§ **The task**
Where a line of the material contains the string "USDT", copy that line.

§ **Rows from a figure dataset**
"""
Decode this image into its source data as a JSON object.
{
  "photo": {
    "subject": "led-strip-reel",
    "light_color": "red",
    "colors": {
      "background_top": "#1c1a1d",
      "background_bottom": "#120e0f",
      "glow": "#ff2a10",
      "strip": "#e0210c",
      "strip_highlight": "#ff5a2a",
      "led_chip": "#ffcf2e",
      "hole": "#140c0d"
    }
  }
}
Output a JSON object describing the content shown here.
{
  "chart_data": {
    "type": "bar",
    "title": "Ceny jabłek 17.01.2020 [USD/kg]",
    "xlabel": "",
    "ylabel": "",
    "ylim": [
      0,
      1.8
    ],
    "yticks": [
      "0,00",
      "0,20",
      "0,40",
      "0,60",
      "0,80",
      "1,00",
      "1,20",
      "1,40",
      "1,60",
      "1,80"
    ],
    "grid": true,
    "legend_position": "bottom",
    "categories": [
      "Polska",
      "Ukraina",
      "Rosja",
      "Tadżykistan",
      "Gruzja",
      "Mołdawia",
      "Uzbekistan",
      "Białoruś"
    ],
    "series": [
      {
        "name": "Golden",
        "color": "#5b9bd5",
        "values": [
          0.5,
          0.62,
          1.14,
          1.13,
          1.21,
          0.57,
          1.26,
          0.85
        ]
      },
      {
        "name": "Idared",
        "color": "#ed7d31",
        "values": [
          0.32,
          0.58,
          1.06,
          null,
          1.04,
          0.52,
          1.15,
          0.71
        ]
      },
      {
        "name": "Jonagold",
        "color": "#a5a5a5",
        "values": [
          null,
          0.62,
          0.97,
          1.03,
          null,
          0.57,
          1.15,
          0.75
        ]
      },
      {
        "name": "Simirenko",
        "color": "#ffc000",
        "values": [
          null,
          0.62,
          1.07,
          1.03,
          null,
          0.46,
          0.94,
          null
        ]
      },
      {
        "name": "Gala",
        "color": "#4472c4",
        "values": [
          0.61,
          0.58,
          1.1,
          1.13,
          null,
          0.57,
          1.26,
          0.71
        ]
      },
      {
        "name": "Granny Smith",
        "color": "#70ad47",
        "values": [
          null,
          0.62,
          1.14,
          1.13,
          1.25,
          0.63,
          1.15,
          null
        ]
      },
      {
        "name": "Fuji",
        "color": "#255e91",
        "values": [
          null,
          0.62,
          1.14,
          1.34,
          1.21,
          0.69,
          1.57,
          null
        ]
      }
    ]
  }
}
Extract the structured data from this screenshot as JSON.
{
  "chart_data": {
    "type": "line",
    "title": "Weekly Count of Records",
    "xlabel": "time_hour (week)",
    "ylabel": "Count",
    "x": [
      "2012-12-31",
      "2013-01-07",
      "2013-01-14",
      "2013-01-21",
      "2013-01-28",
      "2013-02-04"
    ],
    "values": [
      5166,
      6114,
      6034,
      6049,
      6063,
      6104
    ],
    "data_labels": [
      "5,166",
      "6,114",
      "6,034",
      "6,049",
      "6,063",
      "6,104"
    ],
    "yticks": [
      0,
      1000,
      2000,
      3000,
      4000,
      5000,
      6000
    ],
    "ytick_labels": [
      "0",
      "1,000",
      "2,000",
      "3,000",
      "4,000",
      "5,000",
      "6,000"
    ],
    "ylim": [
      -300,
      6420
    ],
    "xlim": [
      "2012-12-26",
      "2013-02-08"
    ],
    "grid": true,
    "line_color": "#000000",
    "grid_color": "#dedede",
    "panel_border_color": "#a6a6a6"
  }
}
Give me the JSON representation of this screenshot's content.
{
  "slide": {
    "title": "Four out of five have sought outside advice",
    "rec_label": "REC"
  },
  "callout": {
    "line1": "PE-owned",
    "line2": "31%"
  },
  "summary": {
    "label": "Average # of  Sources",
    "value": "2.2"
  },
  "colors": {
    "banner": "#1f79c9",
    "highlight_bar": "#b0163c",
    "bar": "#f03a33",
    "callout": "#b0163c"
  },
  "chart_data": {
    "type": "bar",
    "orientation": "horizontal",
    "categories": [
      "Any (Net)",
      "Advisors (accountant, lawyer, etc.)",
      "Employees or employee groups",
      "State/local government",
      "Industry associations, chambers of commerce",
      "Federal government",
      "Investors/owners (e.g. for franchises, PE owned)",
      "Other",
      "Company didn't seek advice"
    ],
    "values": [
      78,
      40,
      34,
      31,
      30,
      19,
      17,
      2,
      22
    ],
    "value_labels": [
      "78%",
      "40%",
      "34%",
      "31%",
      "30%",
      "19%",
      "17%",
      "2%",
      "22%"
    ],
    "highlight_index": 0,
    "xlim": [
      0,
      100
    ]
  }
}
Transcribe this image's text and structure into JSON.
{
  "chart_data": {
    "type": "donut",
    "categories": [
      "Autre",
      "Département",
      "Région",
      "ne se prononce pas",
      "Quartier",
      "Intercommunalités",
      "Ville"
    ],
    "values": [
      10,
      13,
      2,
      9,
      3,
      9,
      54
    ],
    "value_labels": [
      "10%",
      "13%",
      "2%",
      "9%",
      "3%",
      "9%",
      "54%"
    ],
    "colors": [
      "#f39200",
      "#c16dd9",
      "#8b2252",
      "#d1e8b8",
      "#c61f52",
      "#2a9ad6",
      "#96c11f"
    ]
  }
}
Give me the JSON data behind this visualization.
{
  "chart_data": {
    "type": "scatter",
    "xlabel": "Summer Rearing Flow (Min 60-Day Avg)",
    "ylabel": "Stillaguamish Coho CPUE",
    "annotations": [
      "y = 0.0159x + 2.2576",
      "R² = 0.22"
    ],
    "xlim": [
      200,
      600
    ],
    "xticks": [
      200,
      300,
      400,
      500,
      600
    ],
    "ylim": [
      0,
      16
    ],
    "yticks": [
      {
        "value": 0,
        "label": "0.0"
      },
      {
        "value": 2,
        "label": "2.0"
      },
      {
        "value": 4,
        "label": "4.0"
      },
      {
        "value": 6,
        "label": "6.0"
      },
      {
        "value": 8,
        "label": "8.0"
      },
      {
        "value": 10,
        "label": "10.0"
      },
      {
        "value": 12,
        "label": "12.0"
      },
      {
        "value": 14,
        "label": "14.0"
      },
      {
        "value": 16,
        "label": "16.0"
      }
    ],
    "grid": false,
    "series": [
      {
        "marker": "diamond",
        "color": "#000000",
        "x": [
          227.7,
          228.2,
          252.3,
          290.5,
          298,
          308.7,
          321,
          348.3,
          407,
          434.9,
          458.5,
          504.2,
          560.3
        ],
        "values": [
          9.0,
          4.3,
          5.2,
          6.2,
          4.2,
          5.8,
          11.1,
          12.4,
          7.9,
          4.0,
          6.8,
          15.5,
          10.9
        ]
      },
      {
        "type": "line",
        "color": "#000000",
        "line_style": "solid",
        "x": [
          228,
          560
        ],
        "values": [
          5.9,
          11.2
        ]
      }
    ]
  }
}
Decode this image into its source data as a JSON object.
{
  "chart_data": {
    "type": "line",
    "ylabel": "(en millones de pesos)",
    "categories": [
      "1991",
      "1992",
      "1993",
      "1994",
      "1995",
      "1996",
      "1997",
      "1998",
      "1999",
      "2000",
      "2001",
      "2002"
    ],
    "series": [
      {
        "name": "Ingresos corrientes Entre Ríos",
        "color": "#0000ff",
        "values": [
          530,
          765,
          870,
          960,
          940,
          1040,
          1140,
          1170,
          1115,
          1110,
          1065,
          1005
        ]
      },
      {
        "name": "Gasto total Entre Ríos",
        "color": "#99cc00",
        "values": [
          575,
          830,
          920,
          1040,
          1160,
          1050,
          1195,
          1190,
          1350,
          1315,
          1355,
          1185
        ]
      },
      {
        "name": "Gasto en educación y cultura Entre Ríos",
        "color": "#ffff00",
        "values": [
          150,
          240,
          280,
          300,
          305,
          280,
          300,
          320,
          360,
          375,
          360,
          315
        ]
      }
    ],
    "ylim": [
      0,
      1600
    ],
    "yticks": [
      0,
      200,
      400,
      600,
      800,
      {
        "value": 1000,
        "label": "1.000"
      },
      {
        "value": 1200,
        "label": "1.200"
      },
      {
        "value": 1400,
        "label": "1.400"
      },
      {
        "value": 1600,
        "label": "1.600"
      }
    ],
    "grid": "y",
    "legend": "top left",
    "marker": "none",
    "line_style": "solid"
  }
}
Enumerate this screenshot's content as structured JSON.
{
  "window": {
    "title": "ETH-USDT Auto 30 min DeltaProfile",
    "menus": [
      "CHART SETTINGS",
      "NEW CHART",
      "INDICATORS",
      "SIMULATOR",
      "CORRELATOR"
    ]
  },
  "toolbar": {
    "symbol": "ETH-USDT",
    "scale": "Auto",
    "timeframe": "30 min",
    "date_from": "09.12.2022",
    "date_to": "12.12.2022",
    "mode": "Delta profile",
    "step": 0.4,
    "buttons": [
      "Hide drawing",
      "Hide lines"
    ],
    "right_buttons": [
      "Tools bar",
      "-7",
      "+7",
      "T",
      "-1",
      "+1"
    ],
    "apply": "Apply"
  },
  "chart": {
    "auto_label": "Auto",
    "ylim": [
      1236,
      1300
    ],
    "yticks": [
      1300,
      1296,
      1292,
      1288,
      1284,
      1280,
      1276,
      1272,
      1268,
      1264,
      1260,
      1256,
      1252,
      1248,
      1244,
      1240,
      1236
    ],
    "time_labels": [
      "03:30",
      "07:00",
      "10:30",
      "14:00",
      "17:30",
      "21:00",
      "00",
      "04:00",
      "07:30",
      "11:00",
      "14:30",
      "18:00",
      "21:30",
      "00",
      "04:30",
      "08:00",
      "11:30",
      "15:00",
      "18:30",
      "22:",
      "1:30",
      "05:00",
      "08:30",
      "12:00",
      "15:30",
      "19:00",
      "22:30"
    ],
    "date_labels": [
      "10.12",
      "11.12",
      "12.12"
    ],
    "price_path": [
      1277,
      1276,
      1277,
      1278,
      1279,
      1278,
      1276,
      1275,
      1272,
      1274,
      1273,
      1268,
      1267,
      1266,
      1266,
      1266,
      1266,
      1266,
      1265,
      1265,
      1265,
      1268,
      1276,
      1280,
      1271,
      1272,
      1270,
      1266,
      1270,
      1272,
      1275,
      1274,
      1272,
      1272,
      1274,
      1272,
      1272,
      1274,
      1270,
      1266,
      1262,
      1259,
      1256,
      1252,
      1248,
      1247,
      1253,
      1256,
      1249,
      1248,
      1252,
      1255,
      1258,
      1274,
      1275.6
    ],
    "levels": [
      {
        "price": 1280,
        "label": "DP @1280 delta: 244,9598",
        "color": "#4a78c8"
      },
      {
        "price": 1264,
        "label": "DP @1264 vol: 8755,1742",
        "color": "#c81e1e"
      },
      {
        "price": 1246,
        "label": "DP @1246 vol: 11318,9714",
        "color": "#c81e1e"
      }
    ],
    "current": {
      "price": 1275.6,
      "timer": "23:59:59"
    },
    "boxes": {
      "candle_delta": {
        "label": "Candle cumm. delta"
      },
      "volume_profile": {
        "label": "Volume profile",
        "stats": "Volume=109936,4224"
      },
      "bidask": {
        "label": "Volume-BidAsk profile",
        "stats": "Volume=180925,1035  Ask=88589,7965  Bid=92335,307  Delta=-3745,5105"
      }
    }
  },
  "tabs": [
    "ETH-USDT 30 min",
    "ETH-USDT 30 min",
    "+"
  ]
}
"""
§ **Task result**
    "title": "ETH-USDT Auto 30 min DeltaProfile",
    "symbol": "ETH-USDT",
    "ETH-USDT 30 min",
    "ETH-USDT 30 min",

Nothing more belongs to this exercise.